→ **Work instructions**: Copy out each line of the material in which the word "dosky" appears.

Collected data:
┌──

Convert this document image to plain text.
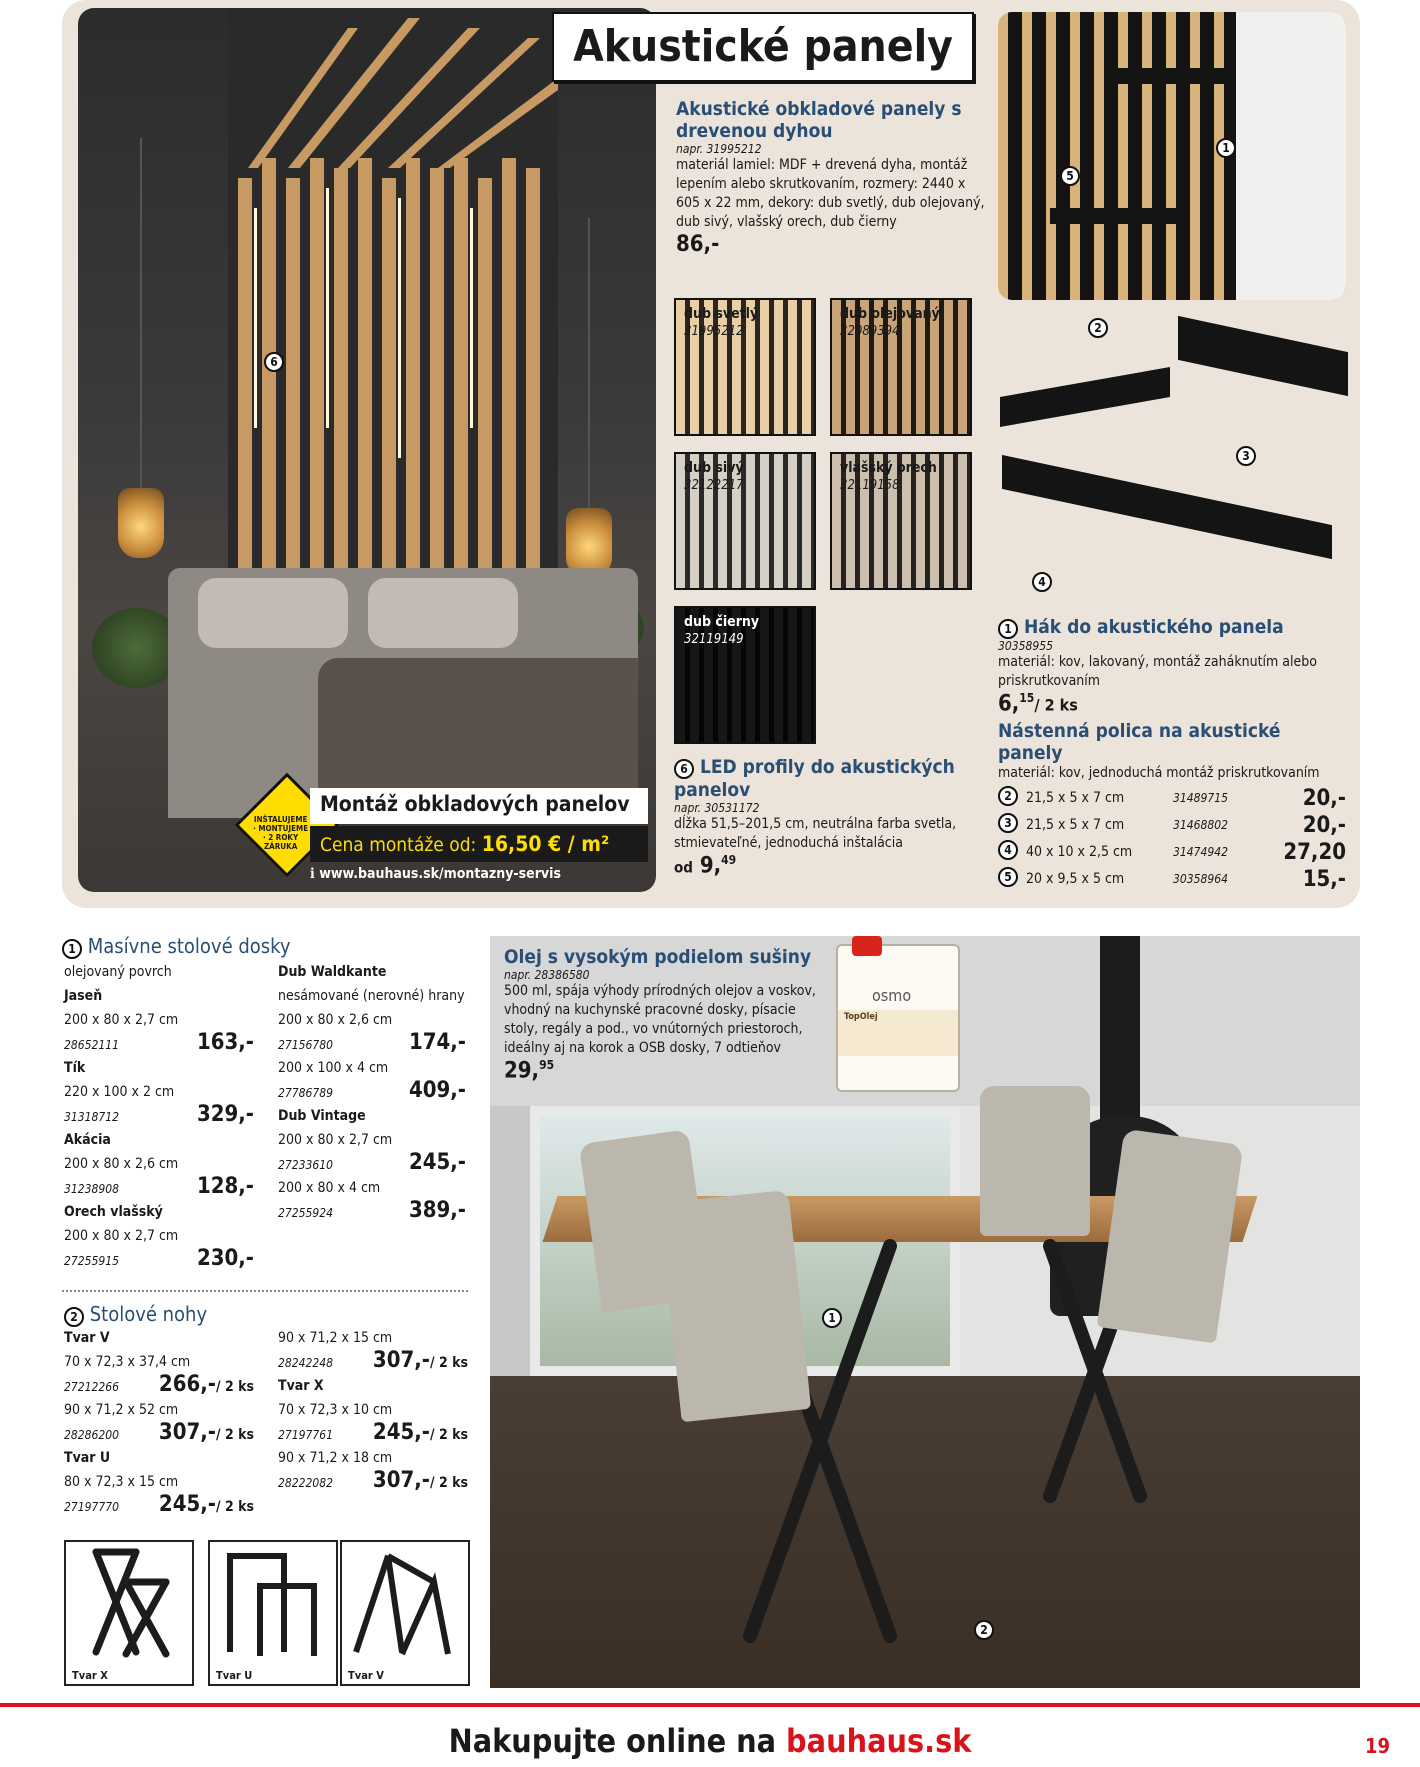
6
INŠTALUJEME · MONTUJEME · 2 ROKY ZÁRUKA
Montáž obkladových panelov
Cena montáže od: 16,50 € / m²
ℹ www.bauhaus.sk/montazny-servis
Akustické panely
Akustické obkladové panely s drevenou dyhou
napr. 31995212
materiál lamiel: MDF + drevená dyha, montáž lepením alebo skrutkovaním, rozmery: 2440 x 605 x 22 mm, dekory: dub svetlý, dub olejovaný, dub sivý, vlašský orech, dub čierny
86,-
dub svetlý
31995212
dub olejovaný
32089394
dub sivý
32122217
vlašský orech
32119158
dub čierny
32119149
1
5
2
3
4
1 Hák do akustického panela
30358955
materiál: kov, lakovaný, montáž zaháknutím alebo priskrutkovaním
6,15/ 2 ks
Nástenná polica na akustické panely
materiál: kov, jednoduchá montáž priskrutkovaním
2 21,5 x 5 x 7 cm	31489715	20,-
3 21,5 x 5 x 7 cm	31468802	20,-
4 40 x 10 x 2,5 cm	31474942	27,20
5 20 x 9,5 x 5 cm	30358964	15,-
6 LED profily do akustických panelov
napr. 30531172
dĺžka 51,5–201,5 cm, neutrálna farba svetla, stmievateľné, jednoduchá inštalácia
od 9,49
1 Masívne stolové dosky
olejovaný povrch
Jaseň
200 x 80 x 2,7 cm
28652111	163,-
Tík
220 x 100 x 2 cm
31318712	329,-
Akácia
200 x 80 x 2,6 cm
31238908	128,-
Orech vlašský
200 x 80 x 2,7 cm
27255915	230,-
Dub Waldkante
nesámované (nerovné) hrany
200 x 80 x 2,6 cm
27156780	174,-
200 x 100 x 4 cm
27786789	409,-
Dub Vintage
200 x 80 x 2,7 cm
27233610	245,-
200 x 80 x 4 cm
27255924	389,-
2 Stolové nohy
Tvar V
70 x 72,3 x 37,4 cm
27212266 266,-/ 2 ks
90 x 71,2 x 52 cm
28286200 307,-/ 2 ks
Tvar U
80 x 72,3 x 15 cm
27197770 245,-/ 2 ks
90 x 71,2 x 15 cm
28242248 307,-/ 2 ks
Tvar X
70 x 72,3 x 10 cm
27197761 245,-/ 2 ks
90 x 71,2 x 18 cm
28222082 307,-/ 2 ks
Tvar X	Tvar U	Tvar V
1
2
Olej s vysokým podielom sušiny
napr. 28386580
500 ml, spája výhody prírodných olejov a voskov, vhodný na kuchynské pracovné dosky, písacie stoly, regály a pod., vo vnútorných priestoroch, ideálny aj na korok a OSB dosky, 7 odtieňov
29,95
osmo
TopOlej
Nakupujte online na bauhaus.sk	19
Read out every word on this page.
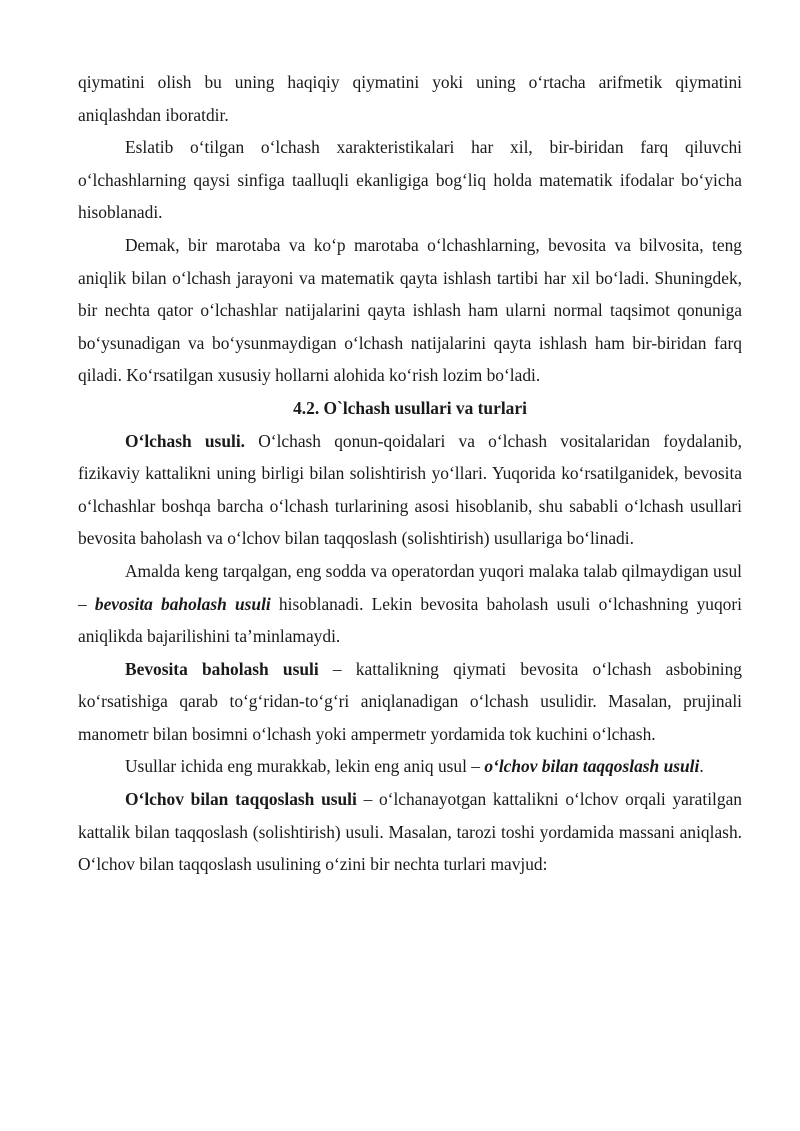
qiymatini olish bu uning haqiqiy qiymatini yoki uning o‘rtacha arifmetik qiymatini aniqlashdan iboratdir.

Eslatib o‘tilgan o‘lchash xarakteristikalari har xil, bir-biridan farq qiluvchi o‘lchashlarning qaysi sinfiga taalluqli ekanligiga bog‘liq holda matematik ifodalar bo‘yicha hisoblanadi.

Demak, bir marotaba va ko‘p marotaba o‘lchashlarning, bevosita va bilvosita, teng aniqlik bilan o‘lchash jarayoni va matematik qayta ishlash tartibi har xil bo‘ladi. Shuningdek, bir nechta qator o‘lchashlar natijalarini qayta ishlash ham ularni normal taqsimot qonuniga bo‘ysunadigan va bo‘ysunmaydigan o‘lchash natijalarini qayta ishlash ham bir-biridan farq qiladi. Ko‘rsatilgan xususiy hollarni alohida ko‘rish lozim bo‘ladi.

4.2. O`lchash usullari va turlari

O‘lchash usuli. O‘lchash qonun-qoidalari va o‘lchash vositalaridan foydalanib, fizikaviy kattalikni uning birligi bilan solishtirish yo‘llari. Yuqorida ko‘rsatilganidek, bevosita o‘lchashlar boshqa barcha o‘lchash turlarining asosi hisoblanib, shu sababli o‘lchash usullari bevosita baholash va o‘lchov bilan taqqoslash (solishtirish) usullariga bo‘linadi.

Amalda keng tarqalgan, eng sodda va operatordan yuqori malaka talab qilmaydigan usul – bevosita baholash usuli hisoblanadi. Lekin bevosita baholash usuli o‘lchashning yuqori aniqlikda bajarilishini ta’minlamaydi.

Bevosita baholash usuli – kattalikning qiymati bevosita o‘lchash asbobining ko‘rsatishiga qarab to‘g‘ridan-to‘g‘ri aniqlanadigan o‘lchash usulidir. Masalan, prujinali manometr bilan bosimni o‘lchash yoki ampermetr yordamida tok kuchini o‘lchash.

Usullar ichida eng murakkab, lekin eng aniq usul – o‘lchov bilan taqqoslash usuli.

O‘lchov bilan taqqoslash usuli – o‘lchanayotgan kattalikni o‘lchov orqali yaratilgan kattalik bilan taqqoslash (solishtirish) usuli. Masalan, tarozi toshi yordamida massani aniqlash. O‘lchov bilan taqqoslash usulining o‘zini bir nechta turlari mavjud:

└──

→ **Full output**:
1 Masívne stolové dosky
500 ml, spája výhody prírodných olejov a voskov, vhodný na kuchynské pracovné dosky, písacie stoly, regály a pod., vo vnútorných priestoroch, ideálny aj na korok a OSB dosky, 7 odtieňov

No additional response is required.